* _TASK DESCRIPTION_: Retype all of the entries word for word.

(Items from a figure collection)
+--

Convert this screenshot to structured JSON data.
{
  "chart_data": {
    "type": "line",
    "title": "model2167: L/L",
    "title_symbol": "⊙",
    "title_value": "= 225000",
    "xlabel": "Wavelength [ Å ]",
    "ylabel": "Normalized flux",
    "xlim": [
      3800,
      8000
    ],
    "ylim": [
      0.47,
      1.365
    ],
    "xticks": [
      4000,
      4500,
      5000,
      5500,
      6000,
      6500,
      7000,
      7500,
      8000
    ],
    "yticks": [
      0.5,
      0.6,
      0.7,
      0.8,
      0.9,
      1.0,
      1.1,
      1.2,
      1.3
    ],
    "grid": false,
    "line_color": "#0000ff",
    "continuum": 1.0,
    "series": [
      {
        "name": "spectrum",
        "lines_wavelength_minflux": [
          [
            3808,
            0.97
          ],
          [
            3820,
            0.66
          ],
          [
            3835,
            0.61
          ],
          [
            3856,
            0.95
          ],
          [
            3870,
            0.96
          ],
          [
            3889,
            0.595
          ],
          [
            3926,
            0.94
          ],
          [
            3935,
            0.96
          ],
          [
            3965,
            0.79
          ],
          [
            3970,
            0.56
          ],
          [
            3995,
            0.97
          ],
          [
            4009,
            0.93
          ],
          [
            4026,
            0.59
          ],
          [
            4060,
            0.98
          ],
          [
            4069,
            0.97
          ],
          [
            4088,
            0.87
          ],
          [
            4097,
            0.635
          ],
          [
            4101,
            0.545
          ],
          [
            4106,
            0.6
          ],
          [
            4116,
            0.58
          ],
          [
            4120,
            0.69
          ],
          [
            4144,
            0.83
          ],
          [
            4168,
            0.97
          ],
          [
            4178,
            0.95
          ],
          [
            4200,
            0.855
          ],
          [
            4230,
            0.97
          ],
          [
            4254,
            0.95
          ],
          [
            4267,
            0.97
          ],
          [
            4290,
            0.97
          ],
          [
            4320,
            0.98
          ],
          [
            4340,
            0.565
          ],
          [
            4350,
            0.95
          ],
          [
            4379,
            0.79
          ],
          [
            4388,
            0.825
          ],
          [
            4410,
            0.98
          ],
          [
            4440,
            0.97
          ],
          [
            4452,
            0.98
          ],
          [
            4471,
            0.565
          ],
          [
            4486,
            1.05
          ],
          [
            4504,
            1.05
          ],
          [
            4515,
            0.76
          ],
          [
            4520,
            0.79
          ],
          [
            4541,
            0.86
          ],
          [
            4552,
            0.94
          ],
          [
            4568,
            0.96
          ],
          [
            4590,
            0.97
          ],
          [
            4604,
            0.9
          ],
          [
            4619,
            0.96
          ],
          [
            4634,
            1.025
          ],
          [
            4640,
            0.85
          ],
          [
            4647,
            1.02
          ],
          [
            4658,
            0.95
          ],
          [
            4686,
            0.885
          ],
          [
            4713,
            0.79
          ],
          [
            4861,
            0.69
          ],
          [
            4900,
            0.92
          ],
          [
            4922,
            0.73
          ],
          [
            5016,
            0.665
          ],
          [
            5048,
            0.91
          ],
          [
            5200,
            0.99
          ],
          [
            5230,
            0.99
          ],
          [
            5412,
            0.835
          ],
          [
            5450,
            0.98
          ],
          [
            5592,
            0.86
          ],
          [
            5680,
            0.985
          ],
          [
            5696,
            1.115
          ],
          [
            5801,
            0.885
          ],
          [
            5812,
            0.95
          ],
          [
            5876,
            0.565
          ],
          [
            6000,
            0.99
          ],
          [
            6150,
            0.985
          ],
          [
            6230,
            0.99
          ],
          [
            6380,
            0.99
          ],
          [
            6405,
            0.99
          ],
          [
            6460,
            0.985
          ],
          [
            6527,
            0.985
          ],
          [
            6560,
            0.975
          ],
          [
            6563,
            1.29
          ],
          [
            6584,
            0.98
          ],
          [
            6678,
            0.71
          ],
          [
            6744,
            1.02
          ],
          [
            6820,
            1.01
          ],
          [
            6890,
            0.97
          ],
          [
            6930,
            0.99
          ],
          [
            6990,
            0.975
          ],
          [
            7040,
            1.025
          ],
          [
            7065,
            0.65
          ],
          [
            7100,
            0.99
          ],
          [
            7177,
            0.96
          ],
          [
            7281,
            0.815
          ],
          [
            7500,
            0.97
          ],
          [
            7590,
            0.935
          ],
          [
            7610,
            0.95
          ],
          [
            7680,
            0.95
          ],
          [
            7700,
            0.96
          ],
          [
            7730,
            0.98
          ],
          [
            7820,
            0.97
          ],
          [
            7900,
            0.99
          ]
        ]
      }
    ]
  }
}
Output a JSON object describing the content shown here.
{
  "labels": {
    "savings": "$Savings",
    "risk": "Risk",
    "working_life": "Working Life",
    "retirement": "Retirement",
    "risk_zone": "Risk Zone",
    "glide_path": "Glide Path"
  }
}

+--

* _EXPECTED ANSWER_:
Convert this screenshot to structured JSON data.
{
  "chart_data": {
    "type": "line",
    "title": "model2167: L/L",
    "title_symbol": "⊙",
    "title_value": "= 225000",
    "xlabel": "Wavelength [ Å ]",
    "ylabel": "Normalized flux",
    "xlim": [
      3800,
      8000
    ],
    "ylim": [
      0.47,
      1.365
    ],
    "xticks": [
      4000,
      4500,
      5000,
      5500,
      6000,
      6500,
      7000,
      7500,
      8000
    ],
    "yticks": [
      0.5,
      0.6,
      0.7,
      0.8,
      0.9,
      1.0,
      1.1,
      1.2,
      1.3
    ],
    "grid": false,
    "line_color": "#0000ff",
    "continuum": 1.0,
    "series": [
      {
        "name": "spectrum",
        "lines_wavelength_minflux": [
          [
            3808,
            0.97
          ],
          [
            3820,
            0.66
          ],
          [
            3835,
            0.61
          ],
          [
            3856,
            0.95
          ],
          [
            3870,
            0.96
          ],
          [
            3889,
            0.595
          ],
          [
            3926,
            0.94
          ],
          [
            3935,
            0.96
          ],
          [
            3965,
            0.79
          ],
          [
            3970,
            0.56
          ],
          [
            3995,
            0.97
          ],
          [
            4009,
            0.93
          ],
          [
            4026,
            0.59
          ],
          [
            4060,
            0.98
          ],
          [
            4069,
            0.97
          ],
          [
            4088,
            0.87
          ],
          [
            4097,
            0.635
          ],
          [
            4101,
            0.545
          ],
          [
            4106,
            0.6
          ],
          [
            4116,
            0.58
          ],
          [
            4120,
            0.69
          ],
          [
            4144,
            0.83
          ],
          [
            4168,
            0.97
          ],
          [
            4178,
            0.95
          ],
          [
            4200,
            0.855
          ],
          [
            4230,
            0.97
          ],
          [
            4254,
            0.95
          ],
          [
            4267,
            0.97
          ],
          [
            4290,
            0.97
          ],
          [
            4320,
            0.98
          ],
          [
            4340,
            0.565
          ],
          [
            4350,
            0.95
          ],
          [
            4379,
            0.79
          ],
          [
            4388,
            0.825
          ],
          [
            4410,
            0.98
          ],
          [
            4440,
            0.97
          ],
          [
            4452,
            0.98
          ],
          [
            4471,
            0.565
          ],
          [
            4486,
            1.05
          ],
          [
            4504,
            1.05
          ],
          [
            4515,
            0.76
          ],
          [
            4520,
            0.79
          ],
          [
            4541,
            0.86
          ],
          [
            4552,
            0.94
          ],
          [
            4568,
            0.96
          ],
          [
            4590,
            0.97
          ],
          [
            4604,
            0.9
          ],
          [
            4619,
            0.96
          ],
          [
            4634,
            1.025
          ],
          [
            4640,
            0.85
          ],
          [
            4647,
            1.02
          ],
          [
            4658,
            0.95
          ],
          [
            4686,
            0.885
          ],
          [
            4713,
            0.79
          ],
          [
            4861,
            0.69
          ],
          [
            4900,
            0.92
          ],
          [
            4922,
            0.73
          ],
          [
            5016,
            0.665
          ],
          [
            5048,
            0.91
          ],
          [
            5200,
            0.99
          ],
          [
            5230,
            0.99
          ],
          [
            5412,
            0.835
          ],
          [
            5450,
            0.98
          ],
          [
            5592,
            0.86
          ],
          [
            5680,
            0.985
          ],
          [
            5696,
            1.115
          ],
          [
            5801,
            0.885
          ],
          [
            5812,
            0.95
          ],
          [
            5876,
            0.565
          ],
          [
            6000,
            0.99
          ],
          [
            6150,
            0.985
          ],
          [
            6230,
            0.99
          ],
          [
            6380,
            0.99
          ],
          [
            6405,
            0.99
          ],
          [
            6460,
            0.985
          ],
          [
            6527,
            0.985
          ],
          [
            6560,
            0.975
          ],
          [
            6563,
            1.29
          ],
          [
            6584,
            0.98
          ],
          [
            6678,
            0.71
          ],
          [
            6744,
            1.02
          ],
          [
            6820,
            1.01
          ],
          [
            6890,
            0.97
          ],
          [
            6930,
            0.99
          ],
          [
            6990,
            0.975
          ],
          [
            7040,
            1.025
          ],
          [
            7065,
            0.65
          ],
          [
            7100,
            0.99
          ],
          [
            7177,
            0.96
          ],
          [
            7281,
            0.815
          ],
          [
            7500,
            0.97
          ],
          [
            7590,
            0.935
          ],
          [
            7610,
            0.95
          ],
          [
            7680,
            0.95
          ],
          [
            7700,
            0.96
          ],
          [
            7730,
            0.98
          ],
          [
            7820,
            0.97
          ],
          [
            7900,
            0.99
          ]
        ]
      }
    ]
  }
}
Output a JSON object describing the content shown here.
{
  "labels": {
    "savings": "$Savings",
    "risk": "Risk",
    "working_life": "Working Life",
    "retirement": "Retirement",
    "risk_zone": "Risk Zone",
    "glide_path": "Glide Path"
  }
}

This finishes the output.